**GIVEN REQUEST**
Reproduce every line of the material below, but drop the pictures.

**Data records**
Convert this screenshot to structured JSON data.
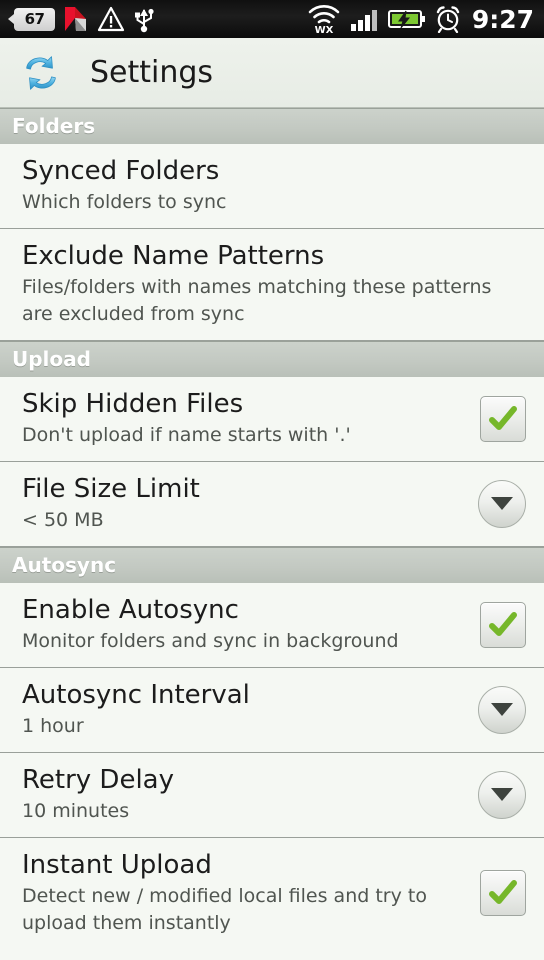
{
  "statusbar": {
    "battery_badge": "67",
    "time": "9:27",
    "left_icons": [
      {
        "name": "battery-percent-badge",
        "label": "67"
      },
      {
        "name": "kaspersky-icon",
        "label": "K"
      },
      {
        "name": "warning-triangle-icon",
        "label": "!"
      },
      {
        "name": "usb-icon",
        "label": "USB"
      }
    ],
    "right_icons": [
      {
        "name": "wifi-wx-icon",
        "label": "WX"
      },
      {
        "name": "signal-bars-icon",
        "label": "signal"
      },
      {
        "name": "battery-charging-icon",
        "label": "charging"
      },
      {
        "name": "alarm-clock-icon",
        "label": "alarm"
      }
    ]
  },
  "titlebar": {
    "icon": "sync-arrows-icon",
    "title": "Settings"
  },
  "colors": {
    "accent": "#4aaede",
    "check_green": "#76b72a",
    "section_bg": "#c5cbc4",
    "list_bg": "#f5f8f3",
    "statusbar_bg": "#101010"
  },
  "sections": [
    {
      "header": "Folders",
      "rows": [
        {
          "title": "Synced Folders",
          "subtitle": "Which folders to sync",
          "widget": "none"
        },
        {
          "title": "Exclude Name Patterns",
          "subtitle": "Files/folders with names matching these patterns are excluded from sync",
          "widget": "none"
        }
      ]
    },
    {
      "header": "Upload",
      "rows": [
        {
          "title": "Skip Hidden Files",
          "subtitle": "Don't upload if name starts with '.'",
          "widget": "checkbox",
          "checked": true
        },
        {
          "title": "File Size Limit",
          "subtitle": "< 50 MB",
          "widget": "dropdown"
        }
      ]
    },
    {
      "header": "Autosync",
      "rows": [
        {
          "title": "Enable Autosync",
          "subtitle": "Monitor folders and sync in background",
          "widget": "checkbox",
          "checked": true
        },
        {
          "title": "Autosync Interval",
          "subtitle": "1 hour",
          "widget": "dropdown"
        },
        {
          "title": "Retry Delay",
          "subtitle": "10 minutes",
          "widget": "dropdown"
        },
        {
          "title": "Instant Upload",
          "subtitle": "Detect new / modified local files and try to upload them instantly",
          "widget": "checkbox",
          "checked": true
        }
      ]
    }
  ]
}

**RESPONSE TO THE TASK**
Convert this screenshot to structured JSON data.
{
  "statusbar": {
    "battery_badge": "67",
    "time": "9:27",
    "left_icons": [
      {
        "name": "battery-percent-badge",
        "label": "67"
      },
      {
        "name": "kaspersky-icon",
        "label": "K"
      },
      {
        "name": "warning-triangle-icon",
        "label": "!"
      },
      {
        "name": "usb-icon",
        "label": "USB"
      }
    ],
    "right_icons": [
      {
        "name": "wifi-wx-icon",
        "label": "WX"
      },
      {
        "name": "signal-bars-icon",
        "label": "signal"
      },
      {
        "name": "battery-charging-icon",
        "label": "charging"
      },
      {
        "name": "alarm-clock-icon",
        "label": "alarm"
      }
    ]
  },
  "titlebar": {
    "icon": "sync-arrows-icon",
    "title": "Settings"
  },
  "colors": {
    "accent": "#4aaede",
    "check_green": "#76b72a",
    "section_bg": "#c5cbc4",
    "list_bg": "#f5f8f3",
    "statusbar_bg": "#101010"
  },
  "sections": [
    {
      "header": "Folders",
      "rows": [
        {
          "title": "Synced Folders",
          "subtitle": "Which folders to sync",
          "widget": "none"
        },
        {
          "title": "Exclude Name Patterns",
          "subtitle": "Files/folders with names matching these patterns are excluded from sync",
          "widget": "none"
        }
      ]
    },
    {
      "header": "Upload",
      "rows": [
        {
          "title": "Skip Hidden Files",
          "subtitle": "Don't upload if name starts with '.'",
          "widget": "checkbox",
          "checked": true
        },
        {
          "title": "File Size Limit",
          "subtitle": "< 50 MB",
          "widget": "dropdown"
        }
      ]
    },
    {
      "header": "Autosync",
      "rows": [
        {
          "title": "Enable Autosync",
          "subtitle": "Monitor folders and sync in background",
          "widget": "checkbox",
          "checked": true
        },
        {
          "title": "Autosync Interval",
          "subtitle": "1 hour",
          "widget": "dropdown"
        },
        {
          "title": "Retry Delay",
          "subtitle": "10 minutes",
          "widget": "dropdown"
        },
        {
          "title": "Instant Upload",
          "subtitle": "Detect new / modified local files and try to upload them instantly",
          "widget": "checkbox",
          "checked": true
        }
      ]
    }
  ]
}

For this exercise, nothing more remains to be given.